Region boundary data:
::::::::

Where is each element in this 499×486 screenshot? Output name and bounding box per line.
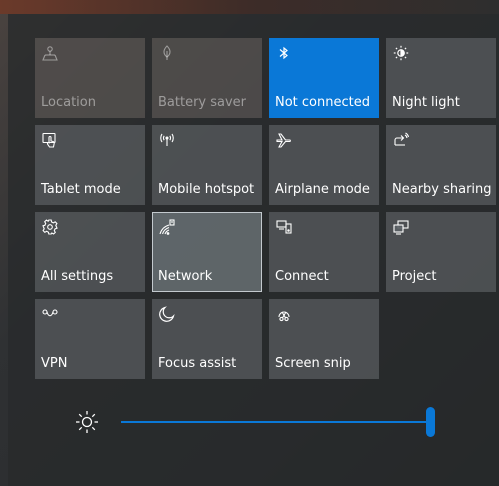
tile-night-light[interactable]: Night light xyxy=(386,38,496,118)
tile-label: Nearby sharing xyxy=(392,182,492,197)
location-icon xyxy=(41,44,59,62)
project-icon xyxy=(392,218,410,236)
tile-mobile-hotspot[interactable]: Mobile hotspot xyxy=(152,125,262,205)
vpn-icon xyxy=(41,305,59,323)
network-icon xyxy=(158,218,176,236)
empty-tile-slot xyxy=(386,299,496,379)
screen-snip-icon xyxy=(275,305,293,323)
night-light-icon xyxy=(392,44,410,62)
tile-label: Mobile hotspot xyxy=(158,182,255,197)
action-center-panel: Location Battery saver Not connected Nig… xyxy=(8,14,499,486)
nearby-sharing-icon xyxy=(392,131,410,149)
tile-label: Night light xyxy=(392,95,460,110)
tile-label: Connect xyxy=(275,269,329,284)
tile-focus-assist[interactable]: Focus assist xyxy=(152,299,262,379)
tile-label: Airplane mode xyxy=(275,182,370,197)
tile-all-settings[interactable]: All settings xyxy=(35,212,145,292)
tile-battery-saver[interactable]: Battery saver xyxy=(152,38,262,118)
battery-saver-icon xyxy=(158,44,176,62)
mobile-hotspot-icon xyxy=(158,131,176,149)
tile-vpn[interactable]: VPN xyxy=(35,299,145,379)
tile-project[interactable]: Project xyxy=(386,212,496,292)
brightness-icon xyxy=(74,409,100,435)
brightness-slider-fill xyxy=(121,421,431,423)
moon-icon xyxy=(158,305,176,323)
tile-label: Battery saver xyxy=(158,95,247,110)
brightness-slider-track[interactable] xyxy=(121,407,435,437)
tile-tablet-mode[interactable]: Tablet mode xyxy=(35,125,145,205)
tile-label: Project xyxy=(392,269,437,284)
wallpaper-strip xyxy=(0,0,499,14)
tile-label: Tablet mode xyxy=(41,182,121,197)
tile-bluetooth[interactable]: Not connected xyxy=(269,38,379,118)
tile-label: Focus assist xyxy=(158,356,237,371)
tile-connect[interactable]: Connect xyxy=(269,212,379,292)
tile-screen-snip[interactable]: Screen snip xyxy=(269,299,379,379)
tile-network[interactable]: Network xyxy=(152,212,262,292)
tile-location[interactable]: Location xyxy=(35,38,145,118)
tile-label: VPN xyxy=(41,356,68,371)
connect-icon xyxy=(275,218,293,236)
brightness-slider-thumb[interactable] xyxy=(426,407,435,437)
airplane-icon xyxy=(275,131,293,149)
tile-label: Network xyxy=(158,269,213,284)
tile-nearby-sharing[interactable]: Nearby sharing xyxy=(386,125,496,205)
tile-label: All settings xyxy=(41,269,114,284)
tile-airplane-mode[interactable]: Airplane mode xyxy=(269,125,379,205)
tile-label: Screen snip xyxy=(275,356,351,371)
brightness-control xyxy=(66,406,466,440)
quick-actions-grid: Location Battery saver Not connected Nig… xyxy=(35,38,496,379)
gear-icon xyxy=(41,218,59,236)
tablet-mode-icon xyxy=(41,131,59,149)
bluetooth-icon xyxy=(275,44,293,62)
tile-label: Location xyxy=(41,95,96,110)
tile-label: Not connected xyxy=(275,95,370,110)
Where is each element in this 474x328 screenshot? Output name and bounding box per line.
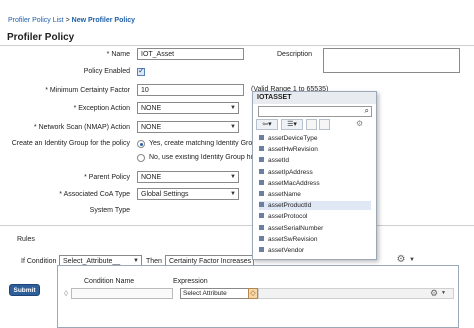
identity-no-radio[interactable] bbox=[137, 154, 145, 162]
attribute-item-label: assetSwRevision bbox=[268, 235, 318, 243]
condition-name-input[interactable] bbox=[71, 288, 173, 299]
if-condition-value: Select_Attribute__ bbox=[63, 258, 121, 265]
diamond-icon: ◊ bbox=[64, 289, 68, 298]
chevron-down-icon: ▼ bbox=[230, 105, 236, 111]
attribute-icon bbox=[259, 135, 264, 140]
condition-editor: Condition Name Expression ◊ Select Attri… bbox=[57, 265, 459, 328]
identity-yes-radio[interactable] bbox=[137, 140, 145, 148]
breadcrumb-separator: > bbox=[65, 17, 70, 24]
submit-button[interactable]: Submit bbox=[9, 284, 40, 296]
list-view-icon[interactable]: ☰▾ bbox=[281, 119, 303, 130]
policy-enabled-label: Policy Enabled bbox=[83, 68, 130, 75]
coa-type-label: * Associated CoA Type bbox=[59, 191, 130, 198]
attribute-item-label: assetVendor bbox=[268, 247, 305, 254]
attribute-icon bbox=[259, 247, 264, 252]
coa-type-select[interactable]: Global Settings ▼ bbox=[137, 188, 239, 200]
attribute-list-item[interactable]: assetDeviceType bbox=[259, 134, 371, 143]
attribute-list-item[interactable]: assetSwRevision bbox=[259, 235, 371, 244]
identity-no-label: No, use existing Identity Group hi bbox=[149, 154, 252, 161]
coa-type-value: Global Settings bbox=[141, 191, 189, 198]
exception-action-label: * Exception Action bbox=[73, 105, 130, 112]
search-icon: ⌕ bbox=[364, 106, 369, 115]
nmap-action-label: * Network Scan (NMAP) Action bbox=[33, 124, 130, 131]
attribute-item-label: assetMacAddress bbox=[268, 179, 320, 187]
chevron-down-icon[interactable]: ▼ bbox=[441, 290, 446, 296]
policy-enabled-checkbox[interactable] bbox=[137, 66, 145, 76]
expression-value-field[interactable] bbox=[258, 288, 454, 299]
name-input[interactable]: IOT_Asset bbox=[137, 48, 244, 60]
attribute-picker-popup: IOTASSET ⌕ ⇦▾ ☰▾ ⚙ assetDeviceType assetH… bbox=[252, 91, 377, 260]
system-type-label: System Type bbox=[89, 207, 130, 214]
page-title: Profiler Policy bbox=[7, 32, 75, 43]
blank-toolbar-button[interactable] bbox=[306, 119, 317, 130]
condition-name-header: Condition Name bbox=[84, 278, 135, 285]
expression-header: Expression bbox=[173, 278, 208, 285]
then-value: Certainty Factor Increases bbox=[169, 258, 252, 265]
mcf-input[interactable]: 10 bbox=[137, 84, 244, 96]
attribute-list-item[interactable]: assetSerialNumber bbox=[259, 224, 371, 233]
attribute-list-item[interactable]: assetName bbox=[259, 190, 371, 199]
parent-policy-label: * Parent Policy bbox=[84, 174, 130, 181]
attribute-item-label: assetProductId bbox=[268, 202, 312, 210]
attribute-item-label: assetSerialNumber bbox=[268, 224, 324, 232]
attribute-list-item[interactable]: assetHwRevision bbox=[259, 145, 371, 154]
back-arrow-icon[interactable]: ⇦▾ bbox=[256, 119, 278, 130]
if-condition-label: If Condition bbox=[21, 258, 57, 265]
attribute-icon bbox=[259, 213, 264, 219]
exception-action-select[interactable]: NONE ▼ bbox=[137, 102, 239, 114]
gear-icon[interactable]: ⚙ bbox=[356, 119, 363, 128]
chevron-down-icon[interactable]: ▼ bbox=[409, 257, 415, 263]
attribute-item-label: assetHwRevision bbox=[268, 146, 318, 154]
attribute-icon bbox=[259, 191, 264, 196]
attribute-item-label: assetDeviceType bbox=[268, 135, 318, 142]
breadcrumb: Profiler Policy List > New Profiler Poli… bbox=[8, 17, 135, 24]
chevron-down-icon: ▼ bbox=[230, 174, 236, 180]
attribute-icon bbox=[259, 168, 264, 174]
chevron-down-icon: ▼ bbox=[230, 124, 236, 130]
blank-toolbar-button[interactable] bbox=[319, 119, 330, 130]
identity-group-label: Create an Identity Group for the policy bbox=[11, 140, 130, 147]
attribute-icon bbox=[259, 202, 264, 208]
breadcrumb-parent-link[interactable]: Profiler Policy List bbox=[8, 17, 64, 24]
attribute-list-item[interactable]: assetIpAddress bbox=[259, 168, 371, 177]
description-textarea[interactable] bbox=[323, 48, 460, 73]
attribute-picker-title: IOTASSET bbox=[253, 92, 376, 104]
rules-divider bbox=[0, 225, 474, 226]
attribute-item-label: assetIpAddress bbox=[268, 168, 313, 176]
name-label: * Name bbox=[106, 51, 130, 58]
exception-action-value: NONE bbox=[141, 105, 162, 112]
attribute-list-item[interactable]: assetMacAddress bbox=[259, 179, 371, 188]
gear-icon[interactable]: ⚙ bbox=[428, 287, 440, 299]
attribute-item-label: assetProtocol bbox=[268, 213, 308, 221]
parent-policy-value: NONE bbox=[141, 174, 162, 181]
nmap-action-select[interactable]: NONE ▼ bbox=[137, 121, 239, 133]
attribute-icon bbox=[259, 235, 264, 241]
attribute-picker-toolbar: ⇦▾ ☰▾ ⚙ bbox=[256, 119, 373, 131]
attribute-list-item[interactable]: assetProductId bbox=[259, 201, 371, 211]
attribute-icon bbox=[259, 157, 264, 163]
breadcrumb-current: New Profiler Policy bbox=[71, 17, 136, 24]
attribute-icon bbox=[259, 179, 264, 185]
attribute-item-label: assetName bbox=[268, 191, 301, 198]
identity-yes-label: Yes, create matching Identity Grou bbox=[149, 140, 252, 147]
expression-select[interactable]: Select Attribute bbox=[180, 288, 250, 299]
attribute-list-item[interactable]: assetProtocol bbox=[259, 212, 371, 221]
attribute-search-input[interactable]: ⌕ bbox=[258, 106, 372, 117]
mcf-label: * Minimum Certainty Factor bbox=[45, 87, 130, 94]
attribute-icon bbox=[259, 146, 264, 152]
then-label: Then bbox=[146, 258, 162, 265]
expression-picker-icon[interactable]: ◇ bbox=[248, 288, 258, 299]
attribute-list-item[interactable]: assetVendor bbox=[259, 246, 371, 255]
attribute-icon bbox=[259, 224, 264, 230]
title-divider bbox=[0, 45, 474, 46]
nmap-action-value: NONE bbox=[141, 124, 162, 131]
rules-heading: Rules bbox=[17, 236, 35, 243]
description-label: Description bbox=[277, 51, 313, 58]
attribute-item-label: assetId bbox=[268, 157, 289, 165]
parent-policy-select[interactable]: NONE ▼ bbox=[137, 171, 239, 183]
attribute-list-item[interactable]: assetId bbox=[259, 156, 371, 165]
chevron-down-icon: ▼ bbox=[230, 191, 236, 197]
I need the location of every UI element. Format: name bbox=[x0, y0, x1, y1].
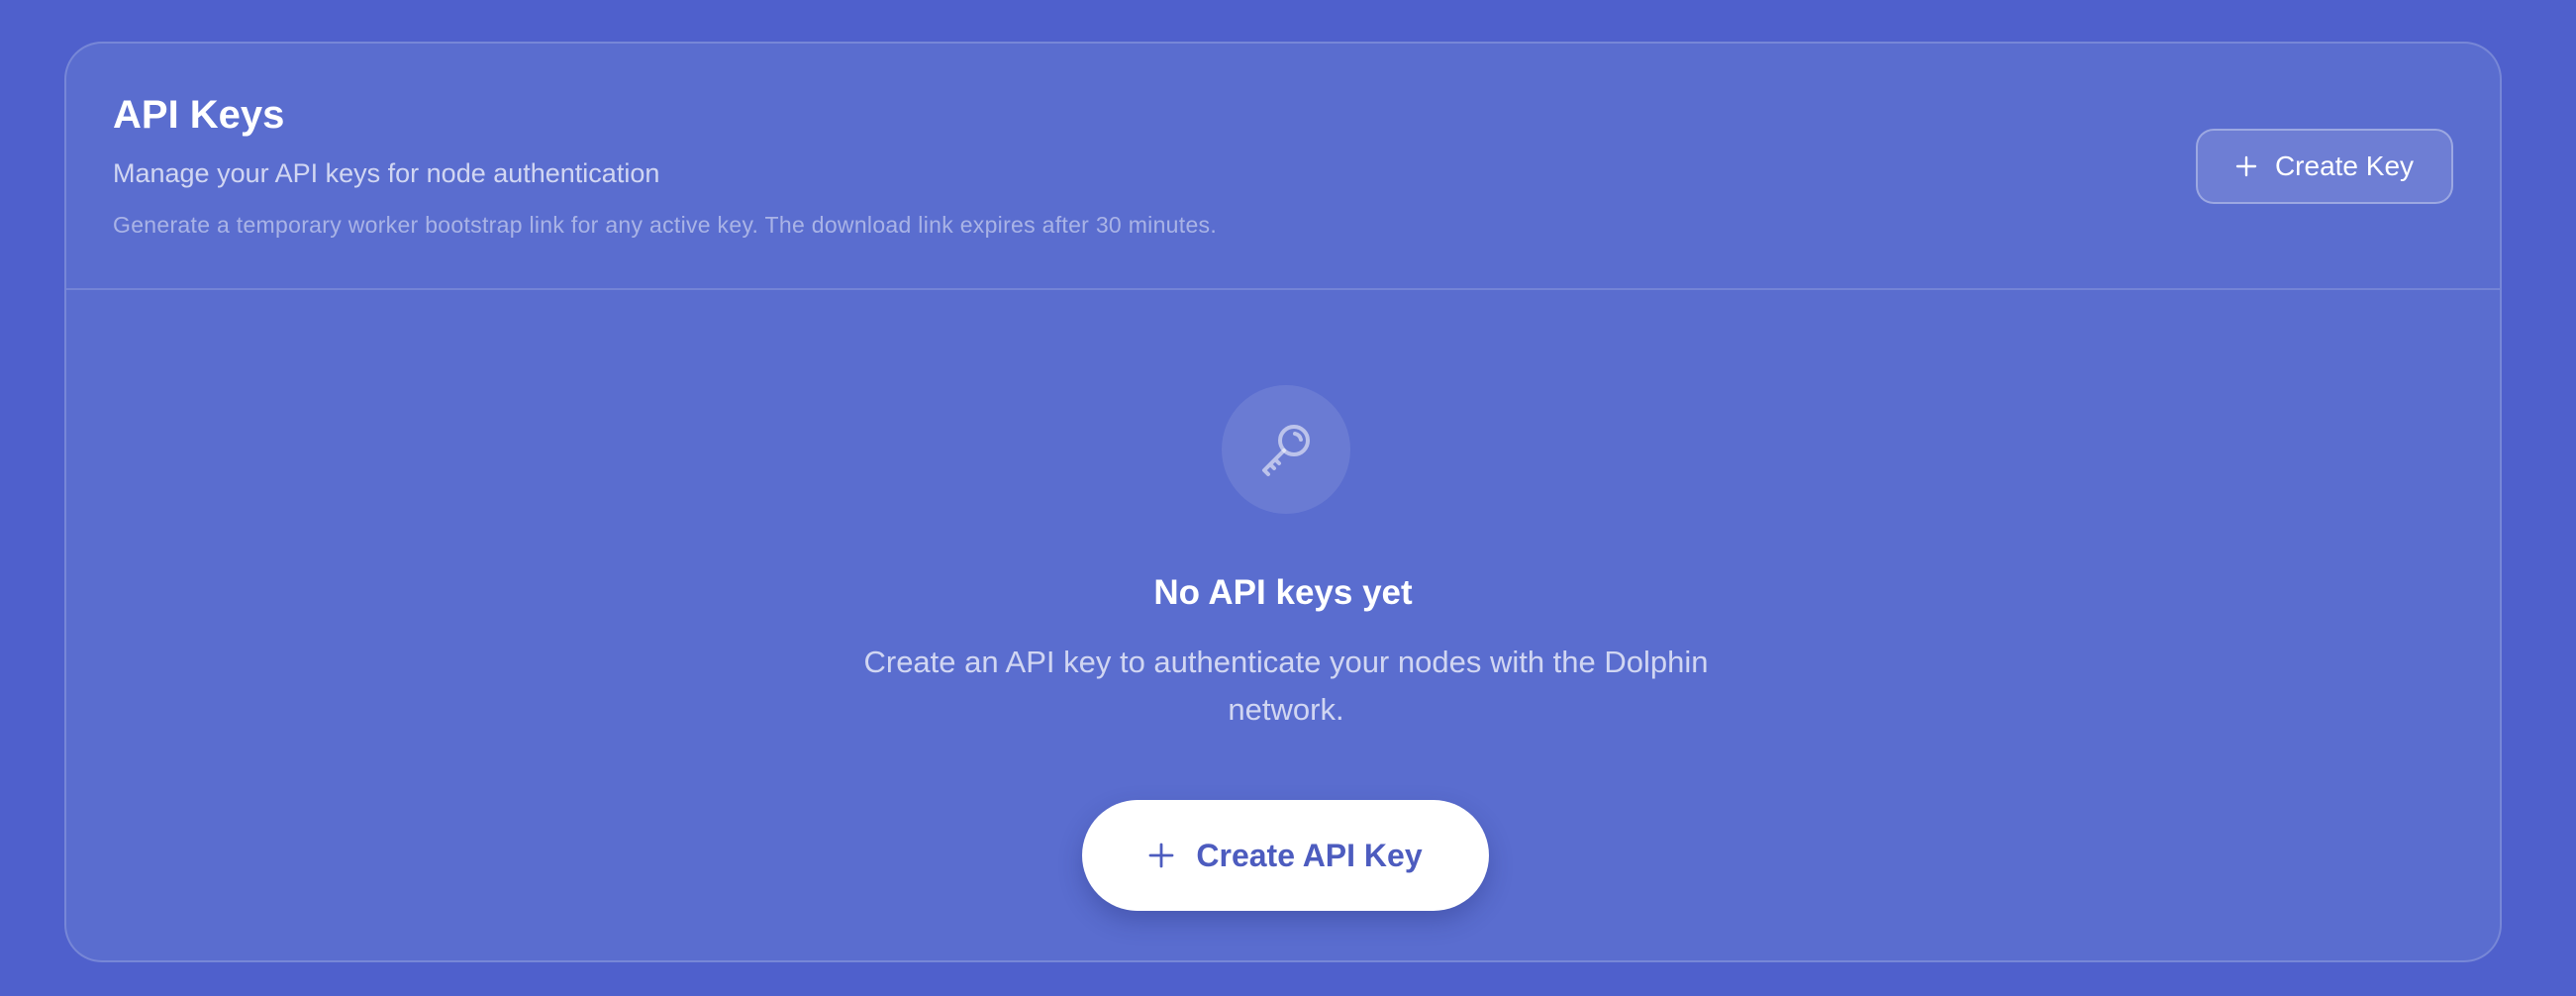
page-subtitle: Manage your API keys for node authentica… bbox=[113, 158, 660, 188]
api-keys-card: API Keys Manage your API keys for node a… bbox=[64, 42, 2502, 962]
create-api-key-button-label: Create API Key bbox=[1196, 837, 1423, 873]
empty-state: No API keys yet Create an API key to aut… bbox=[66, 290, 2500, 960]
page-title: API Keys bbox=[113, 93, 285, 137]
create-key-button[interactable]: Create Key bbox=[2196, 129, 2453, 204]
plus-icon bbox=[1148, 843, 1174, 868]
plus-icon bbox=[2235, 155, 2257, 177]
empty-state-description-line2: network. bbox=[1228, 692, 1344, 727]
empty-state-title: No API keys yet bbox=[1153, 573, 1413, 612]
empty-state-description-line1: Create an API key to authenticate your n… bbox=[863, 645, 1709, 679]
create-key-button-label: Create Key bbox=[2274, 150, 2415, 181]
key-icon bbox=[1222, 385, 1350, 514]
card-header: API Keys Manage your API keys for node a… bbox=[66, 44, 2500, 290]
empty-state-description: Create an API key to authenticate your n… bbox=[809, 639, 1763, 734]
bootstrap-note: Generate a temporary worker bootstrap li… bbox=[113, 212, 1218, 238]
create-api-key-button[interactable]: Create API Key bbox=[1082, 800, 1489, 911]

::::::::

**Aim of the exercise**: Can you convert the lines from the one with "identity-no-radio[interactable] bbox=[137, 154, 145, 162]" to the one with "condition-editor: Condition Name", both included, into a Markdown table with the columns No. and Entry, leaving out any blank lines?

**In response**:
| No. | Entry |
|---|---|
| 1 | identity-no-radio[interactable] bbox=[137, 154, 145, 162] |
| 2 | attribute-item-label: assetSwRevision bbox=[268, 235, 318, 243] |
| 3 | condition-name-input[interactable] bbox=[71, 288, 173, 299] |
| 4 | if-condition-value: Select_Attribute__ bbox=[63, 258, 121, 265] |
| 5 | diamond-icon: ◊ bbox=[64, 289, 68, 298] |
| 6 | chevron-down-icon: ▼ bbox=[230, 105, 236, 111] |
| 7 | attribute-icon bbox=[259, 135, 264, 140] |
| 8 | condition-editor: Condition Name Expression ◊ Select Attri… bbox=[57, 265, 459, 328] |